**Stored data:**
┌────────
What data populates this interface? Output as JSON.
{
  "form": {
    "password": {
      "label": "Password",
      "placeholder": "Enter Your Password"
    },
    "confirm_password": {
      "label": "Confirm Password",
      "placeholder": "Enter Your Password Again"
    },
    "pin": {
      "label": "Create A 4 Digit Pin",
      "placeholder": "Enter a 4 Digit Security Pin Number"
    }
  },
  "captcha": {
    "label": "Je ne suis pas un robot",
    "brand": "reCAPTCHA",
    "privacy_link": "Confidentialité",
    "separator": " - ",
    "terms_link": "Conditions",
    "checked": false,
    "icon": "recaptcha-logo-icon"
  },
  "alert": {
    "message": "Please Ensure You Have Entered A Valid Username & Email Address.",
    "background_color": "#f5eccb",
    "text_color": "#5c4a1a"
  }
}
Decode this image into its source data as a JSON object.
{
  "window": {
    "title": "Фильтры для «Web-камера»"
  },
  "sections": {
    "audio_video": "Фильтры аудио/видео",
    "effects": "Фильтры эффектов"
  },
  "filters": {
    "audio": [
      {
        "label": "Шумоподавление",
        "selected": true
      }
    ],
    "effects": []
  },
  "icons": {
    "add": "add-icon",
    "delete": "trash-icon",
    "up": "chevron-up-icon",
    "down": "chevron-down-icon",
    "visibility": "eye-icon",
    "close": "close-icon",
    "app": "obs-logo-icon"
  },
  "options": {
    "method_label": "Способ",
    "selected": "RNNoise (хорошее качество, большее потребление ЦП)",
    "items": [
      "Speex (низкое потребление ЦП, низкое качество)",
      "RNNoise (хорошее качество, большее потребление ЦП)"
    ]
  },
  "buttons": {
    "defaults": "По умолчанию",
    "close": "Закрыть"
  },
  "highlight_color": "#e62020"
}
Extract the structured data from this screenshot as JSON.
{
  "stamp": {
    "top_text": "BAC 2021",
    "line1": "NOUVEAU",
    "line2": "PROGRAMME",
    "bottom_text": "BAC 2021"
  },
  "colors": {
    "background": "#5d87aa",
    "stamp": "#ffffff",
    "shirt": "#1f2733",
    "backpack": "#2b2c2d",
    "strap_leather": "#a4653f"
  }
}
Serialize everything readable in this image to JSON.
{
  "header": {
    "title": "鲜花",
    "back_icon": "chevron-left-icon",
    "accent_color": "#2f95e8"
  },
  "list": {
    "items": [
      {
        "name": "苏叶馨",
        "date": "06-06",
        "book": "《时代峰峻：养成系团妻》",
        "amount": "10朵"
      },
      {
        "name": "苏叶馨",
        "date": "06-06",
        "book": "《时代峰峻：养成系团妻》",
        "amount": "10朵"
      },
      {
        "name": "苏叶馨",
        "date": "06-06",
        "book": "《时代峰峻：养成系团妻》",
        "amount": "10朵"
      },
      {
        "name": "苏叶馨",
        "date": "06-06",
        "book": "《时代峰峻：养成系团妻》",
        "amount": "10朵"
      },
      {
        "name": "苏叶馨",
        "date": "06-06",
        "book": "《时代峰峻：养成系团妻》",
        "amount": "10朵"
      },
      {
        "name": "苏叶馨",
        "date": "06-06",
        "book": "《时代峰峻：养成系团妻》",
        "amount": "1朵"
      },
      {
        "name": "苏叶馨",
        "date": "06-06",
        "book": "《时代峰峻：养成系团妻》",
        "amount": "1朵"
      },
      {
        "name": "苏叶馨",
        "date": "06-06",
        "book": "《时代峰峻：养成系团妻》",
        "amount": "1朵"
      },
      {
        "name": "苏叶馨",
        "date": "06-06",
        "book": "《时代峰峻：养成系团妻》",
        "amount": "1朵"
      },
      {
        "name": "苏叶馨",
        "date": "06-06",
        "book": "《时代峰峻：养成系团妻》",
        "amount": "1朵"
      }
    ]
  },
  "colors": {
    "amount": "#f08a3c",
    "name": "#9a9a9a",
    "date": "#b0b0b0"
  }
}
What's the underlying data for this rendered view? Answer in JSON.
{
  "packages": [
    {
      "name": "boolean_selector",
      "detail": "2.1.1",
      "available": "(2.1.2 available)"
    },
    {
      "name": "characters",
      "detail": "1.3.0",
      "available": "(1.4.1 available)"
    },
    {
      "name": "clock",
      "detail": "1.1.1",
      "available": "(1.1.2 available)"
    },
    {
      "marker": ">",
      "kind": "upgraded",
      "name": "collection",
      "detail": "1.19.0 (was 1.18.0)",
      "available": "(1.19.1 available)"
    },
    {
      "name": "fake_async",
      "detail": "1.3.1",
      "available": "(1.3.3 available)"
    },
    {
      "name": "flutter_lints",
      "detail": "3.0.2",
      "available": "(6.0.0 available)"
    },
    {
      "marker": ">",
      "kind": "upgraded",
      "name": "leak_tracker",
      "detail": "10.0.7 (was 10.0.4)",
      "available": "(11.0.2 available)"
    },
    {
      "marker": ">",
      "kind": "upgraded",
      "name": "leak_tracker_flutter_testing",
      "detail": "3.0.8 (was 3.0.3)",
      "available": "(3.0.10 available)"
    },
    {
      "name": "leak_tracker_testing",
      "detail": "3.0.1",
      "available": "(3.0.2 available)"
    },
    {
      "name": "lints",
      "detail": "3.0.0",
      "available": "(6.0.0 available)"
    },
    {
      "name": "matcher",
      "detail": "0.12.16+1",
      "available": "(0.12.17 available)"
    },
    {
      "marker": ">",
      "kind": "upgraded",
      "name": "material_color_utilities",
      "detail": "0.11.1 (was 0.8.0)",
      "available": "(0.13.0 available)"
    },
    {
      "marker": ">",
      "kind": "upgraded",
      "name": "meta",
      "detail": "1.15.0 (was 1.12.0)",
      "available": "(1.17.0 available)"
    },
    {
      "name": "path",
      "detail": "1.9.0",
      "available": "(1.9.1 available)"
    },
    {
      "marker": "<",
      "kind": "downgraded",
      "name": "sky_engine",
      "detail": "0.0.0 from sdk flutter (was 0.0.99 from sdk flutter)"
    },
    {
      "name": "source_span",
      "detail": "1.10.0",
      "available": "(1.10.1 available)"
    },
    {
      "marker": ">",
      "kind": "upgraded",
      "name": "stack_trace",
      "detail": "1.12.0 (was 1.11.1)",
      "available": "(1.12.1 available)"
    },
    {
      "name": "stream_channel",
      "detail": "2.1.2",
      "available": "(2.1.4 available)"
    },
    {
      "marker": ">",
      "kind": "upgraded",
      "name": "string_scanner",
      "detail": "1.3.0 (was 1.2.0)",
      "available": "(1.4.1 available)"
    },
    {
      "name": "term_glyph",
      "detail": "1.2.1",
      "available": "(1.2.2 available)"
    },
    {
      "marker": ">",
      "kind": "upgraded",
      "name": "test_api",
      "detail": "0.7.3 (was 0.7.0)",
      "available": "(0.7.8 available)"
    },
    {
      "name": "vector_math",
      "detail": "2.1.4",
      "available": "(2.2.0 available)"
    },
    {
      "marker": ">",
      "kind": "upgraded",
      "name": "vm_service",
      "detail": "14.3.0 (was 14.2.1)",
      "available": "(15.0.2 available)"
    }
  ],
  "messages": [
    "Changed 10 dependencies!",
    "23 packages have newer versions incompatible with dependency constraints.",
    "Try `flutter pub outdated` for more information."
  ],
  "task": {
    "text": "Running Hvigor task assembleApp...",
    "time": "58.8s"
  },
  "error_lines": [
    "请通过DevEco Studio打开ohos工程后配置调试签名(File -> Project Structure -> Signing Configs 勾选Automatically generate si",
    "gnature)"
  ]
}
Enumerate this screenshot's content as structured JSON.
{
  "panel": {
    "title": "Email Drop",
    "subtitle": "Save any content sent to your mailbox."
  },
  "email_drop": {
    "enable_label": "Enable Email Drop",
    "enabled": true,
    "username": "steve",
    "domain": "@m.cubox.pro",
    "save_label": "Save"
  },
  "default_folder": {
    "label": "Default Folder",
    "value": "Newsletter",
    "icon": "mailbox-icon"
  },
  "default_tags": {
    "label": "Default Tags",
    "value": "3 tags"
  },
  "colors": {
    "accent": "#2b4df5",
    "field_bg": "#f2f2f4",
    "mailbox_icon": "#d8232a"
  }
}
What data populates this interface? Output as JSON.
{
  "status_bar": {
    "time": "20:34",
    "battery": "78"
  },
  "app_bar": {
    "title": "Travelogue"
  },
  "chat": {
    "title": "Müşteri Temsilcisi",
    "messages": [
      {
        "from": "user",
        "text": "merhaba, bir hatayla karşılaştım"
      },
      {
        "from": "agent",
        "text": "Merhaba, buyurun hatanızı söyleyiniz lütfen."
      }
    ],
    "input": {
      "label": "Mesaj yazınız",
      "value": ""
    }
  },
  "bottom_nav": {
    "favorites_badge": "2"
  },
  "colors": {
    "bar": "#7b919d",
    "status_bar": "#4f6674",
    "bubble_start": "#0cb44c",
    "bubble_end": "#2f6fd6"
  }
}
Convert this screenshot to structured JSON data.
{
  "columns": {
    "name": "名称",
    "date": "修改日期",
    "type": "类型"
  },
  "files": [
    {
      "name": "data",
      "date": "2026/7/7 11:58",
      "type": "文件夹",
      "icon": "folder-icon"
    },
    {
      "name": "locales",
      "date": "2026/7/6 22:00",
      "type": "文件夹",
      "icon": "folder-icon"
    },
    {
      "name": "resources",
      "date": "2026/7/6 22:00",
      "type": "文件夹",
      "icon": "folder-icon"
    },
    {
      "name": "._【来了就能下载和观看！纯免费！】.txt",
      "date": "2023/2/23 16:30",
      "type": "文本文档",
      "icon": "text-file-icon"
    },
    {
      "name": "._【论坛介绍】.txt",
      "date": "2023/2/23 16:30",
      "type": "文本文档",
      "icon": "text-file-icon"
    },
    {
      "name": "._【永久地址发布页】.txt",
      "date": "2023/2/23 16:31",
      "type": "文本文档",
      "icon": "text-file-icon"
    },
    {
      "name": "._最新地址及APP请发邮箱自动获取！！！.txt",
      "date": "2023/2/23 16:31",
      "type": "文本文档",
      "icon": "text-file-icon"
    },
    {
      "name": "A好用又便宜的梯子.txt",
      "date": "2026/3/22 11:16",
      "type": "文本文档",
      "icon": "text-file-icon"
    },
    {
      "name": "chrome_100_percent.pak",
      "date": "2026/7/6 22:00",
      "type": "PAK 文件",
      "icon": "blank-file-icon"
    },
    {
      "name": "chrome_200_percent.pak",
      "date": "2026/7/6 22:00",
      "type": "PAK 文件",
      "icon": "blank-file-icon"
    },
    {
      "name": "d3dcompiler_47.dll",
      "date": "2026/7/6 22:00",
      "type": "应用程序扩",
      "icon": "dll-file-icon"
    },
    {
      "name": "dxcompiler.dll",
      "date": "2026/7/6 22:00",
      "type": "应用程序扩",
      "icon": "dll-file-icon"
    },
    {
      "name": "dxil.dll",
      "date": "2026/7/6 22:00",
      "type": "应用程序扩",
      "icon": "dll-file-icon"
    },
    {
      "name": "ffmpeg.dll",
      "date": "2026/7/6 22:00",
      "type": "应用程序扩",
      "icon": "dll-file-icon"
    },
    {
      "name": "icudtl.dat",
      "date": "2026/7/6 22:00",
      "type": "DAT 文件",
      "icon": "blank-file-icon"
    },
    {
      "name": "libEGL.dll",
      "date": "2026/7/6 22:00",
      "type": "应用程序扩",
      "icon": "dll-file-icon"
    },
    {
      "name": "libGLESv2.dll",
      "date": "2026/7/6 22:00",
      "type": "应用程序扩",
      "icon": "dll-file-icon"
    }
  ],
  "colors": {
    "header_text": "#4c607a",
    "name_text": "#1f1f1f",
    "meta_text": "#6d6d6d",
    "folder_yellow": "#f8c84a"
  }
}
└────────
**EXERCISE PROMPT:** In the records above, locate each line with the word "task". Copy all such lines.

**ANSWER IN FULL:**
  "task": {
    "text": "Running Hvigor task assembleApp...",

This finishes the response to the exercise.